## Extrait du texte
La procédure de divorce a donné lieu à une décision du tribunal de Hambourg du 3 février 2012, confirmée par la cour hanséatique de Hambourg le 20 décembre 2012, le mari de Mme [N] se voyant débouté de toutes ses demandes alors qu'il était demandeur pour solliciter une suppression de la pension à compter du mois de mai 2005 et se voyant en conséquence condamné à continuer d'exécuter ses obligations telles que résultant de la précédente décision du tribunal du 11 mai 2004 prévoyant une pension alimentaire mensuelle de 4 090,34 euros .
En droit, le premier moyen opposé aux contestations de Mme [N] par la société [A] consiste à faire valoir qu'aucune critique des sommes réclamées n'a jamais été émise par celle-ci et que les demandes de nullité se heurtent à l'exigence, en droit allemand, de l'exercice d'une action immédiate ou sans délai (article 121) ou dans le délai d'un an à compter de la connaissance lui permettant d'exercer l'action en cas de demande fondée sur le dol ou la violence.

## Extraits des lignes
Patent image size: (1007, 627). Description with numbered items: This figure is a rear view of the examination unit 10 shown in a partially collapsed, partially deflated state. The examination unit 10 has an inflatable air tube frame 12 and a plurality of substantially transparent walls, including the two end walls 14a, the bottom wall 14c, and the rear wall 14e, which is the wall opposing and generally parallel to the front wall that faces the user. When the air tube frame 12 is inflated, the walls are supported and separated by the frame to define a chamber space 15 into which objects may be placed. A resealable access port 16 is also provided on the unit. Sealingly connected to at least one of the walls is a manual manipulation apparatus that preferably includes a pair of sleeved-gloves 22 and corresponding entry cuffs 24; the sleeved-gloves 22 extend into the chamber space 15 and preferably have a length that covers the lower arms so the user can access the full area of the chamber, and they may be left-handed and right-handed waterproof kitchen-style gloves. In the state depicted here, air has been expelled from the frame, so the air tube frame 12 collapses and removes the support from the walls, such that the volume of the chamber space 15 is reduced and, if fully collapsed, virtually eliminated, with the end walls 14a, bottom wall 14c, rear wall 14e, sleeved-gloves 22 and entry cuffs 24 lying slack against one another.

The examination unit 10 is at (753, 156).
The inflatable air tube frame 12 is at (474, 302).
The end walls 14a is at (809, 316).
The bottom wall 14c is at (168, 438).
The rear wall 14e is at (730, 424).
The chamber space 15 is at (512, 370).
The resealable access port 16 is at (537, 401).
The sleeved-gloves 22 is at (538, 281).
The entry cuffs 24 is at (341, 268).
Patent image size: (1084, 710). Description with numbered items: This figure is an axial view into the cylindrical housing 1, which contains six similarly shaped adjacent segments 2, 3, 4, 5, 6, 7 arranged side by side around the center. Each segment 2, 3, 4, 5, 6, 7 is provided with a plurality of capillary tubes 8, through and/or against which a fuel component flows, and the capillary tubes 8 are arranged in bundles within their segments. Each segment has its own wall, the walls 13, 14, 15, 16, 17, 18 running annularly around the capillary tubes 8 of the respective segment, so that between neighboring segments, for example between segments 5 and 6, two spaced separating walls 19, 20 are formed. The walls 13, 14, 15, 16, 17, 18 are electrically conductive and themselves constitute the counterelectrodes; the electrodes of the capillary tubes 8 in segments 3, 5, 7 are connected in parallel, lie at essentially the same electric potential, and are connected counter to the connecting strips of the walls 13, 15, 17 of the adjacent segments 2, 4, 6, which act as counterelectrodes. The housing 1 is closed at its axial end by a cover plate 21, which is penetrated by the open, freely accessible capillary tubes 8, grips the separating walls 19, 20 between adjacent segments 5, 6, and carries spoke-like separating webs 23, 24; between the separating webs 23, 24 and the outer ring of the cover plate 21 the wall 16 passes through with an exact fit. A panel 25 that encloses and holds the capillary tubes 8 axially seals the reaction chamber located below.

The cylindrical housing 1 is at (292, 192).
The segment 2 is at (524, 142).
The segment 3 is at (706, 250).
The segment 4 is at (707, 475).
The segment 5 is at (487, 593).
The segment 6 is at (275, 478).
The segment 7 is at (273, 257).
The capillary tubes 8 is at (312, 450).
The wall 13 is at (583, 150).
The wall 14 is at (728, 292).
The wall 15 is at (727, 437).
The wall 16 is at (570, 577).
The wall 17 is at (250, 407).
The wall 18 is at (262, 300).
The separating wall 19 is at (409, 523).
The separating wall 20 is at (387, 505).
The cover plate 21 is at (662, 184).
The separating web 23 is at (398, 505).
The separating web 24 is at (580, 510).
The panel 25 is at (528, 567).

## Consigne donnée 1
Recopiez à l'identique un passage de l'extrait du texte, s'il vous plaît : commencez aux mots « La procédure de » et arrêtez-vous après « 090,34 euros . ».
## Consigne donnée 2
D'après l'extrait du texte, quelle juridiction a confirmé la décision rendue par le tribunal de Hambourg le 3 février 2012 ?

## Réponse attendue 1
La procédure de divorce a donné lieu à une décision du tribunal de Hambourg du 3 février 2012, confirmée par la cour hanséatique de Hambourg le 20 décembre 2012, le mari de Mme [N] se voyant débouté de toutes ses demandes alors qu'il était demandeur pour solliciter une suppression de la pension à compter du mois de mai 2005 et se voyant en conséquence condamné à continuer d'exécuter ses obligations telles que résultant de la précédente décision du tribunal du 11 mai 2004 prévoyant une pension alimentaire mensuelle de 4 090,34 euros .

## Réponse attendue 2
La cour hanséatique de Hambourg, le 20 décembre 2012.